Dataset excerpts:
_ _ _ _ _ _ _

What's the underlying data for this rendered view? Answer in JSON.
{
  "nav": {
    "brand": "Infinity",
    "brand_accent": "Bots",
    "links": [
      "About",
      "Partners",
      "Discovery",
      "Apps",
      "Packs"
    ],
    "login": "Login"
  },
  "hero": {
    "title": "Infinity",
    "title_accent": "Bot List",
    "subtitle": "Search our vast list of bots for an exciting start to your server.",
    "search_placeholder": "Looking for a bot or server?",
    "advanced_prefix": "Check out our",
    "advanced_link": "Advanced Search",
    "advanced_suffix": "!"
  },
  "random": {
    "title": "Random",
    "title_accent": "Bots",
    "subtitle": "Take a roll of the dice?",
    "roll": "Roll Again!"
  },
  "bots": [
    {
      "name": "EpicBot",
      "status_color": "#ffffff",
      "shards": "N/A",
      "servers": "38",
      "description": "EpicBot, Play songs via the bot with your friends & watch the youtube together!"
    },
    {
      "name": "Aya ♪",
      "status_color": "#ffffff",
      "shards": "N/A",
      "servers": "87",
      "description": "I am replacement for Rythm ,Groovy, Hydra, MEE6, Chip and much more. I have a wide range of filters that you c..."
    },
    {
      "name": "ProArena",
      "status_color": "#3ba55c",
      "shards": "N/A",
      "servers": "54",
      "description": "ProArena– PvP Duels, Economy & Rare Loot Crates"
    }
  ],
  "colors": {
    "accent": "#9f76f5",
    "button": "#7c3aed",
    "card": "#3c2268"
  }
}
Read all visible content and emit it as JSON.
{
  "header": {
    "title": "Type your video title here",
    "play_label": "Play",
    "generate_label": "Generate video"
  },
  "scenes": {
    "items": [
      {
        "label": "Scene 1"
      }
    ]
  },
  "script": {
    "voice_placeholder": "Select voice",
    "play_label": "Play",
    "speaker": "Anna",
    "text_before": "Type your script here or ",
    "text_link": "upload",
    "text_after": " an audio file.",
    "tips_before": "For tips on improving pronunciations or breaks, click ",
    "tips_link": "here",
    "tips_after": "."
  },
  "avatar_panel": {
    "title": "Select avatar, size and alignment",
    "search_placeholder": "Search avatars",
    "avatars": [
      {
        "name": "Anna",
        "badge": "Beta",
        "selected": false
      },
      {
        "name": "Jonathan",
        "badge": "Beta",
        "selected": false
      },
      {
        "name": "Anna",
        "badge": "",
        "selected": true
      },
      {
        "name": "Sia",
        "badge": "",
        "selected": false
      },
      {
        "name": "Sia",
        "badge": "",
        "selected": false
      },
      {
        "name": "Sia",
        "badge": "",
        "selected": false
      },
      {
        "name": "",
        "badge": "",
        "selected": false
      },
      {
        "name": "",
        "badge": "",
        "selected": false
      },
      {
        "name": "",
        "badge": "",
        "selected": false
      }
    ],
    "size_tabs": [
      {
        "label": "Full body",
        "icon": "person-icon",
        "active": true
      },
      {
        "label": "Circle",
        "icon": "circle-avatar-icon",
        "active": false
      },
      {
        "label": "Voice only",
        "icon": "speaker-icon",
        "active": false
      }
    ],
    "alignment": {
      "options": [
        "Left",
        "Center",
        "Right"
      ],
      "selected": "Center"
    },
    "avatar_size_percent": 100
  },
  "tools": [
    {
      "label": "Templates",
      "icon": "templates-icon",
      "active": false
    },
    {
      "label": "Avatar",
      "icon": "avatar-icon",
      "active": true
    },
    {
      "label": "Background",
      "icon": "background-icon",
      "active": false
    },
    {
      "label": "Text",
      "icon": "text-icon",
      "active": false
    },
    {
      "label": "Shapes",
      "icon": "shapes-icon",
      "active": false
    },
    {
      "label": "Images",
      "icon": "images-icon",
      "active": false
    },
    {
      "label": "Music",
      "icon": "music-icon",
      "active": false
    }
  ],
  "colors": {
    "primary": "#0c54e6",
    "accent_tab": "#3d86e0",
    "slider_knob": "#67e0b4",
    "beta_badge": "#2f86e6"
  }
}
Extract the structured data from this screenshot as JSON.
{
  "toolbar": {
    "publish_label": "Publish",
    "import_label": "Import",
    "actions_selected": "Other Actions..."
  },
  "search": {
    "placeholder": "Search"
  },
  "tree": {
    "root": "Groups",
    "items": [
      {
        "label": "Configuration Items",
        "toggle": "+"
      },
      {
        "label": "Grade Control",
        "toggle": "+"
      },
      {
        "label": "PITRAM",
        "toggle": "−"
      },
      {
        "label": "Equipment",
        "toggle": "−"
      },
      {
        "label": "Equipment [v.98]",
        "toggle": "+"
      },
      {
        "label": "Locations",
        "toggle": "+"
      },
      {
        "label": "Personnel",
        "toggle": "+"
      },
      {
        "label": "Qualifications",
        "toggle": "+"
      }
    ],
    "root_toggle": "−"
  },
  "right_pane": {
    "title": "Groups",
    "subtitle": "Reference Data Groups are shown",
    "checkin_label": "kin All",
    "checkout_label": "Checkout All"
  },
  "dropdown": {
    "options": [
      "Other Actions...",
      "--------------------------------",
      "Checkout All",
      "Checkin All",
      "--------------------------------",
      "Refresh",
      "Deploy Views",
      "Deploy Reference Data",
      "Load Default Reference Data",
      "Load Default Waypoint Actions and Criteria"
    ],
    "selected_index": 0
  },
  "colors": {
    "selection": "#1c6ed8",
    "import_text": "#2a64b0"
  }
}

_ _ _ _ _ _ _

### EXERCISE TASK
Extract from the material all lines containing the string "Actions".

### TASK OUTPUT
    "actions_selected": "Other Actions..."
      "Other Actions...",
      "Load Default Waypoint Actions and Criteria"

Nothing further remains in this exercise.